| THE EXERCISE |
Exactly as written, quote every line that follows, skipping the images.

| TASK INPUT |
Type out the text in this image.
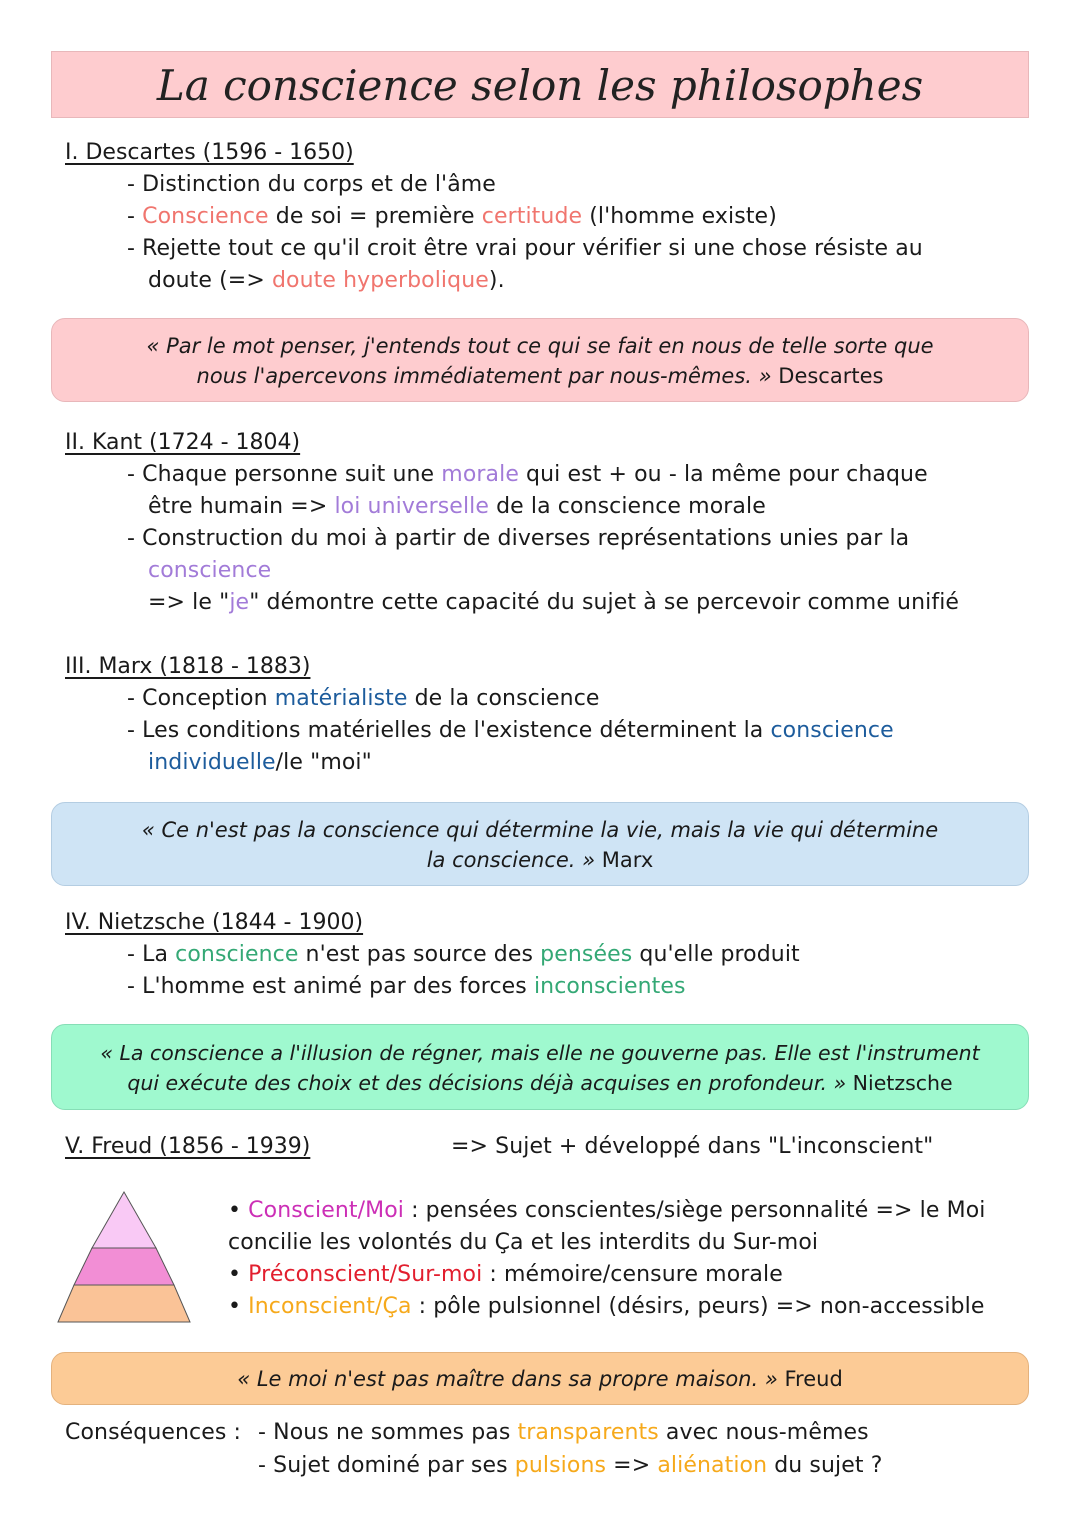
La conscience selon les philosophes
I. Descartes (1596 - 1650)
- Distinction du corps et de l'âme
- Conscience de soi = première certitude (l'homme existe)
- Rejette tout ce qu'il croit être vrai pour vérifier si une chose résiste au
doute (=> doute hyperbolique).
« Par le mot penser, j'entends tout ce qui se fait en nous de telle sorte que
nous l'apercevons immédiatement par nous-mêmes. » Descartes
II. Kant (1724 - 1804)
- Chaque personne suit une morale qui est + ou - la même pour chaque
être humain => loi universelle de la conscience morale
- Construction du moi à partir de diverses représentations unies par la
conscience
=> le "je" démontre cette capacité du sujet à se percevoir comme unifié
III. Marx (1818 - 1883)
- Conception matérialiste de la conscience
- Les conditions matérielles de l'existence déterminent la conscience
individuelle/le "moi"
« Ce n'est pas la conscience qui détermine la vie, mais la vie qui détermine
la conscience. » Marx
IV. Nietzsche (1844 - 1900)
- La conscience n'est pas source des pensées qu'elle produit
- L'homme est animé par des forces inconscientes
« La conscience a l'illusion de régner, mais elle ne gouverne pas. Elle est l'instrument
qui exécute des choix et des décisions déjà acquises en profondeur. » Nietzsche
V. Freud (1856 - 1939)	=> Sujet + développé dans "L'inconscient"
• Conscient/Moi : pensées conscientes/siège personnalité => le Moi
concilie les volontés du Ça et les interdits du Sur-moi
• Préconscient/Sur-moi : mémoire/censure morale
• Inconscient/Ça : pôle pulsionnel (désirs, peurs) => non-accessible
« Le moi n'est pas maître dans sa propre maison. » Freud
Conséquences : - Nous ne sommes pas transparents avec nous-mêmes
- Sujet dominé par ses pulsions => aliénation du sujet ?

| SOLVED PROBLEM |
Type out the text in this image.
La conscience selon les philosophes
I. Descartes (1596 - 1650)
- Distinction du corps et de l'âme
- Conscience de soi = première certitude (l'homme existe)
- Rejette tout ce qu'il croit être vrai pour vérifier si une chose résiste au
doute (=> doute hyperbolique).
« Par le mot penser, j'entends tout ce qui se fait en nous de telle sorte que
nous l'apercevons immédiatement par nous-mêmes. » Descartes
II. Kant (1724 - 1804)
- Chaque personne suit une morale qui est + ou - la même pour chaque
être humain => loi universelle de la conscience morale
- Construction du moi à partir de diverses représentations unies par la
conscience
=> le "je" démontre cette capacité du sujet à se percevoir comme unifié
III. Marx (1818 - 1883)
- Conception matérialiste de la conscience
- Les conditions matérielles de l'existence déterminent la conscience
individuelle/le "moi"
« Ce n'est pas la conscience qui détermine la vie, mais la vie qui détermine
la conscience. » Marx
IV. Nietzsche (1844 - 1900)
- La conscience n'est pas source des pensées qu'elle produit
- L'homme est animé par des forces inconscientes
« La conscience a l'illusion de régner, mais elle ne gouverne pas. Elle est l'instrument
qui exécute des choix et des décisions déjà acquises en profondeur. » Nietzsche
V. Freud (1856 - 1939)	=> Sujet + développé dans "L'inconscient"
• Conscient/Moi : pensées conscientes/siège personnalité => le Moi
concilie les volontés du Ça et les interdits du Sur-moi
• Préconscient/Sur-moi : mémoire/censure morale
• Inconscient/Ça : pôle pulsionnel (désirs, peurs) => non-accessible
« Le moi n'est pas maître dans sa propre maison. » Freud
Conséquences : - Nous ne sommes pas transparents avec nous-mêmes
- Sujet dominé par ses pulsions => aliénation du sujet ?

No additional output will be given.